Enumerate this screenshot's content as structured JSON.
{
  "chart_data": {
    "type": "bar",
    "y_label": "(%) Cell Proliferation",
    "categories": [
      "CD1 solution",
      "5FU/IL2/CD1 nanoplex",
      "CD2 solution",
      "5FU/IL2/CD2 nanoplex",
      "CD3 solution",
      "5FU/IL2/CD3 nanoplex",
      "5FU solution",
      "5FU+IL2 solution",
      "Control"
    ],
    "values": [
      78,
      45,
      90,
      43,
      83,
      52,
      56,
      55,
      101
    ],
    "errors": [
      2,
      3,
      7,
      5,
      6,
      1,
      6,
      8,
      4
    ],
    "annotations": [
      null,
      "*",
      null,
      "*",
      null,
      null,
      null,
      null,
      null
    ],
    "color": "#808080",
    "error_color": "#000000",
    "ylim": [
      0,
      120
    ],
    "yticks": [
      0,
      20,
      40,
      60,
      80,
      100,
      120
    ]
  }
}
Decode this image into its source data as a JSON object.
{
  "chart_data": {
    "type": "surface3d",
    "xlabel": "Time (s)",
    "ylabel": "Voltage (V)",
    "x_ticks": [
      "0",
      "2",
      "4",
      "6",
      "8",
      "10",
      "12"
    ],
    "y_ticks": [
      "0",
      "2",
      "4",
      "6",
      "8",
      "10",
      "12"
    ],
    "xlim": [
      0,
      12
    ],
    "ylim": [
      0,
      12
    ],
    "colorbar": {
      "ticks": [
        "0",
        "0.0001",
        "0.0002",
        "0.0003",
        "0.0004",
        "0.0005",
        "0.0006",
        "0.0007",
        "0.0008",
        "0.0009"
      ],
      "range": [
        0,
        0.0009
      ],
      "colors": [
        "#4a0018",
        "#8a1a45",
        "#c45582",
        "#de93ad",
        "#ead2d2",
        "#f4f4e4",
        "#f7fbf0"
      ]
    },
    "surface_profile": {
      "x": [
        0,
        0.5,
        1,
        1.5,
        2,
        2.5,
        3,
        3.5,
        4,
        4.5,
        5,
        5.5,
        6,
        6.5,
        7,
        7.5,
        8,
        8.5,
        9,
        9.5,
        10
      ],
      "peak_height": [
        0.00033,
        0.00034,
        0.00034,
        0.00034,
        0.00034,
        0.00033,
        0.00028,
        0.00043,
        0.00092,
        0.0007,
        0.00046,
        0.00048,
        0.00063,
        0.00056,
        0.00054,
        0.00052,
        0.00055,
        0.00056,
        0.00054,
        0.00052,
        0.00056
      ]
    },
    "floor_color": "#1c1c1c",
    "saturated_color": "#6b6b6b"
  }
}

EXERCISE TASK - Reproduce each record shown above without altering a single word.

FINAL RESULT -
Enumerate this screenshot's content as structured JSON.
{
  "chart_data": {
    "type": "bar",
    "y_label": "(%) Cell Proliferation",
    "categories": [
      "CD1 solution",
      "5FU/IL2/CD1 nanoplex",
      "CD2 solution",
      "5FU/IL2/CD2 nanoplex",
      "CD3 solution",
      "5FU/IL2/CD3 nanoplex",
      "5FU solution",
      "5FU+IL2 solution",
      "Control"
    ],
    "values": [
      78,
      45,
      90,
      43,
      83,
      52,
      56,
      55,
      101
    ],
    "errors": [
      2,
      3,
      7,
      5,
      6,
      1,
      6,
      8,
      4
    ],
    "annotations": [
      null,
      "*",
      null,
      "*",
      null,
      null,
      null,
      null,
      null
    ],
    "color": "#808080",
    "error_color": "#000000",
    "ylim": [
      0,
      120
    ],
    "yticks": [
      0,
      20,
      40,
      60,
      80,
      100,
      120
    ]
  }
}
Decode this image into its source data as a JSON object.
{
  "chart_data": {
    "type": "surface3d",
    "xlabel": "Time (s)",
    "ylabel": "Voltage (V)",
    "x_ticks": [
      "0",
      "2",
      "4",
      "6",
      "8",
      "10",
      "12"
    ],
    "y_ticks": [
      "0",
      "2",
      "4",
      "6",
      "8",
      "10",
      "12"
    ],
    "xlim": [
      0,
      12
    ],
    "ylim": [
      0,
      12
    ],
    "colorbar": {
      "ticks": [
        "0",
        "0.0001",
        "0.0002",
        "0.0003",
        "0.0004",
        "0.0005",
        "0.0006",
        "0.0007",
        "0.0008",
        "0.0009"
      ],
      "range": [
        0,
        0.0009
      ],
      "colors": [
        "#4a0018",
        "#8a1a45",
        "#c45582",
        "#de93ad",
        "#ead2d2",
        "#f4f4e4",
        "#f7fbf0"
      ]
    },
    "surface_profile": {
      "x": [
        0,
        0.5,
        1,
        1.5,
        2,
        2.5,
        3,
        3.5,
        4,
        4.5,
        5,
        5.5,
        6,
        6.5,
        7,
        7.5,
        8,
        8.5,
        9,
        9.5,
        10
      ],
      "peak_height": [
        0.00033,
        0.00034,
        0.00034,
        0.00034,
        0.00034,
        0.00033,
        0.00028,
        0.00043,
        0.00092,
        0.0007,
        0.00046,
        0.00048,
        0.00063,
        0.00056,
        0.00054,
        0.00052,
        0.00055,
        0.00056,
        0.00054,
        0.00052,
        0.00056
      ]
    },
    "floor_color": "#1c1c1c",
    "saturated_color": "#6b6b6b"
  }
}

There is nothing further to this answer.